> **Exercise description**: Copy out each line of the material below that holds the string "this".

> **Material provided**:

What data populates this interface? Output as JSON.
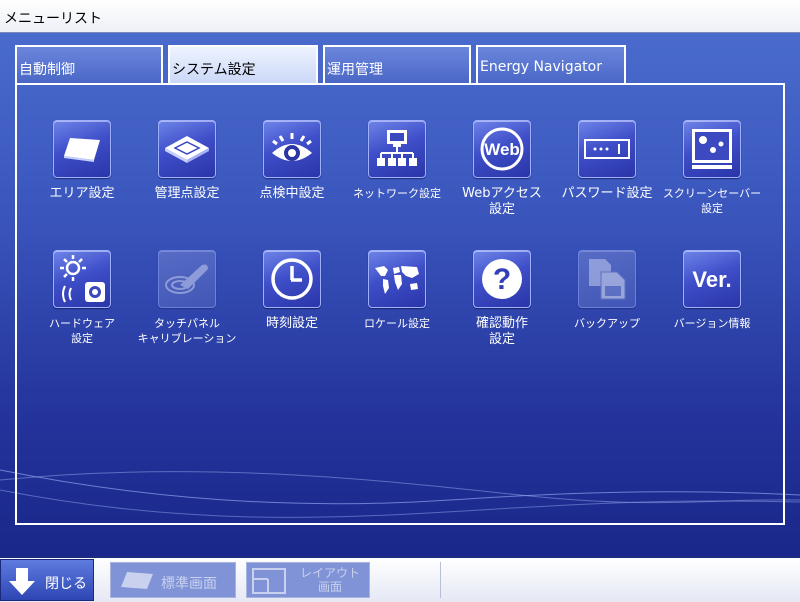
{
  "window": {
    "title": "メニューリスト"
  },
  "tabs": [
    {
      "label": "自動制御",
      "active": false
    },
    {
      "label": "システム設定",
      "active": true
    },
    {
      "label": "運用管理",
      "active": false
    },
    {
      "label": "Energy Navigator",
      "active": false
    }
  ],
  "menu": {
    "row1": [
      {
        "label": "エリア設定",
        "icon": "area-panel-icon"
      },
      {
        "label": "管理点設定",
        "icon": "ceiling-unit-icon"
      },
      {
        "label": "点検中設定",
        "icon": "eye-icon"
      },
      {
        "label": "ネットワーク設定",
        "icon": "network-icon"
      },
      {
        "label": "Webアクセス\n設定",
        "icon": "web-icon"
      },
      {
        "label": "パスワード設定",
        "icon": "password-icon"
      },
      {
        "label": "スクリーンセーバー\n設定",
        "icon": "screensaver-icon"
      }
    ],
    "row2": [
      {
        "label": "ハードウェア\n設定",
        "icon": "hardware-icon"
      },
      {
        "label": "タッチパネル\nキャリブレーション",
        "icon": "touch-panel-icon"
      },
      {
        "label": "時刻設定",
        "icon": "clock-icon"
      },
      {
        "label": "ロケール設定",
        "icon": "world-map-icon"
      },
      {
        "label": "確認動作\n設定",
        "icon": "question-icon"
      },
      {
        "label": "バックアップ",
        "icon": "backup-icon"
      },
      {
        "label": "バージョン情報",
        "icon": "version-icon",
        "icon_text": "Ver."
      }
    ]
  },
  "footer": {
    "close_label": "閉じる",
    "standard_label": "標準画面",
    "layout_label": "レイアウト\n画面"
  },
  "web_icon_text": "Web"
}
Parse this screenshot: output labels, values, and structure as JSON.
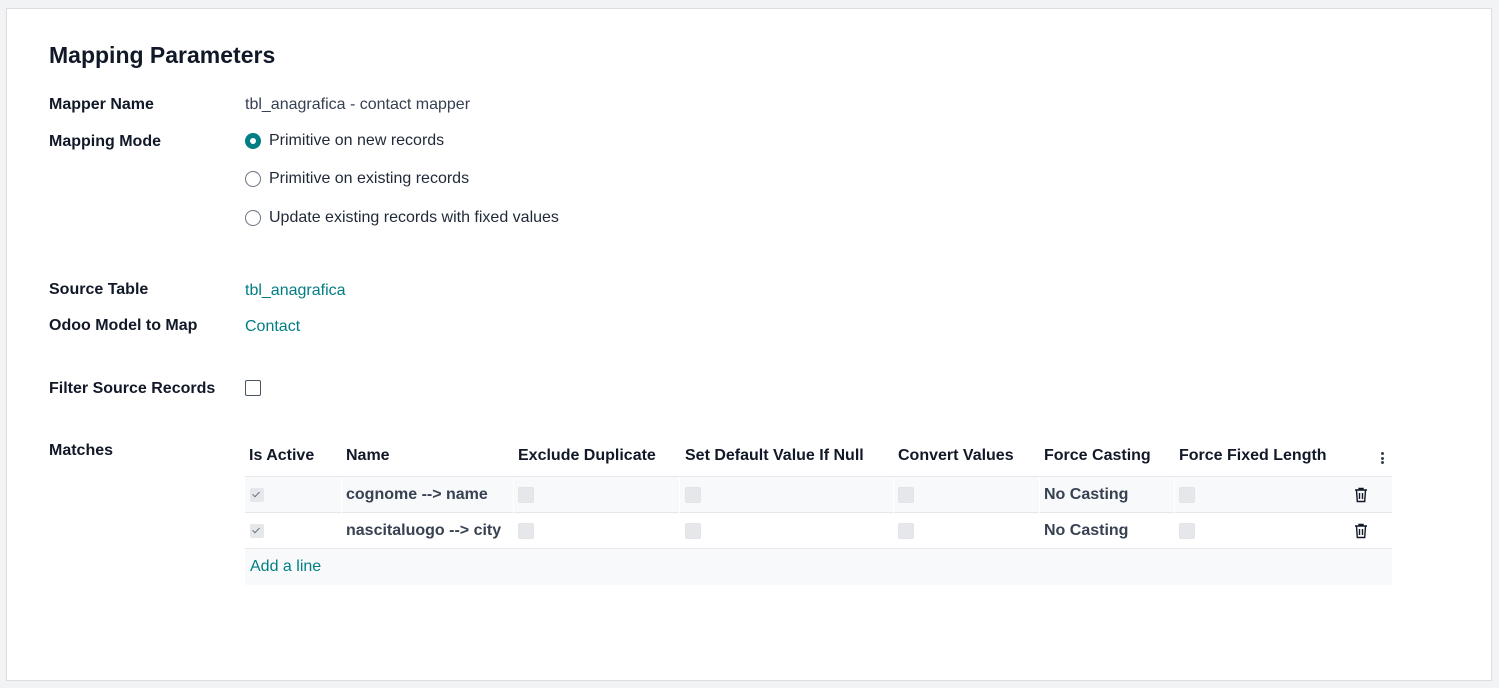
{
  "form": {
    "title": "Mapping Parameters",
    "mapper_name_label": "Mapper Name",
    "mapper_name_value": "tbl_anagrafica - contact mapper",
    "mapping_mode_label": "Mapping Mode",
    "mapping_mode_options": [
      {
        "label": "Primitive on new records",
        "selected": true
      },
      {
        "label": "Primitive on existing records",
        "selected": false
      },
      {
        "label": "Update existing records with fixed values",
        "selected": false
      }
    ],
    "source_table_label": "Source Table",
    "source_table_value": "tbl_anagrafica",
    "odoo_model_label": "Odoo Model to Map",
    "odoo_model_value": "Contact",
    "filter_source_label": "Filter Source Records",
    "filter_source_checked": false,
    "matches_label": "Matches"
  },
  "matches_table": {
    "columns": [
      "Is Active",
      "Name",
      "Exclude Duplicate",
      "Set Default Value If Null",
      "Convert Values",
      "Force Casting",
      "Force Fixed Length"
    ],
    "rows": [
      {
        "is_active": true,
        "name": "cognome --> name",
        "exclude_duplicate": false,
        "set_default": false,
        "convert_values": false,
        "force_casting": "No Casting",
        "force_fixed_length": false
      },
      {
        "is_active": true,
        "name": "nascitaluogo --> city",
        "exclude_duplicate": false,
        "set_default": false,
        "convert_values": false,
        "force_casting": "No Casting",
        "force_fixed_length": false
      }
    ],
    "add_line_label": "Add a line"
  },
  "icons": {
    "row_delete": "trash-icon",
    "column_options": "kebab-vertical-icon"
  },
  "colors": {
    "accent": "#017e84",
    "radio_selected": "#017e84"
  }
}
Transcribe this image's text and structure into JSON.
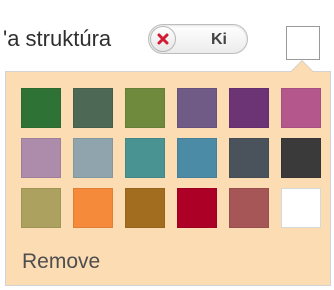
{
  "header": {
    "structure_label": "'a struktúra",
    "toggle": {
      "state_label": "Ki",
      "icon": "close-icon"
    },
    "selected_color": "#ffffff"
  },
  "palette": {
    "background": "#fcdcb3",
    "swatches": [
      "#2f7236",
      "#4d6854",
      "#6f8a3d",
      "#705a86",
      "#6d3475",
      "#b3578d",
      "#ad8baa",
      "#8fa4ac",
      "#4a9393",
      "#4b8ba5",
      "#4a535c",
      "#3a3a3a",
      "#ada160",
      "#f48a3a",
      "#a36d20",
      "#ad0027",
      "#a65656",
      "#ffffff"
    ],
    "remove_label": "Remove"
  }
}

> **Written response**:
What data populates this interface? Output as JSON.
Parse this screenshot: output labels, values, and structure as JSON.
Transcribe this image's text and structure into JSON.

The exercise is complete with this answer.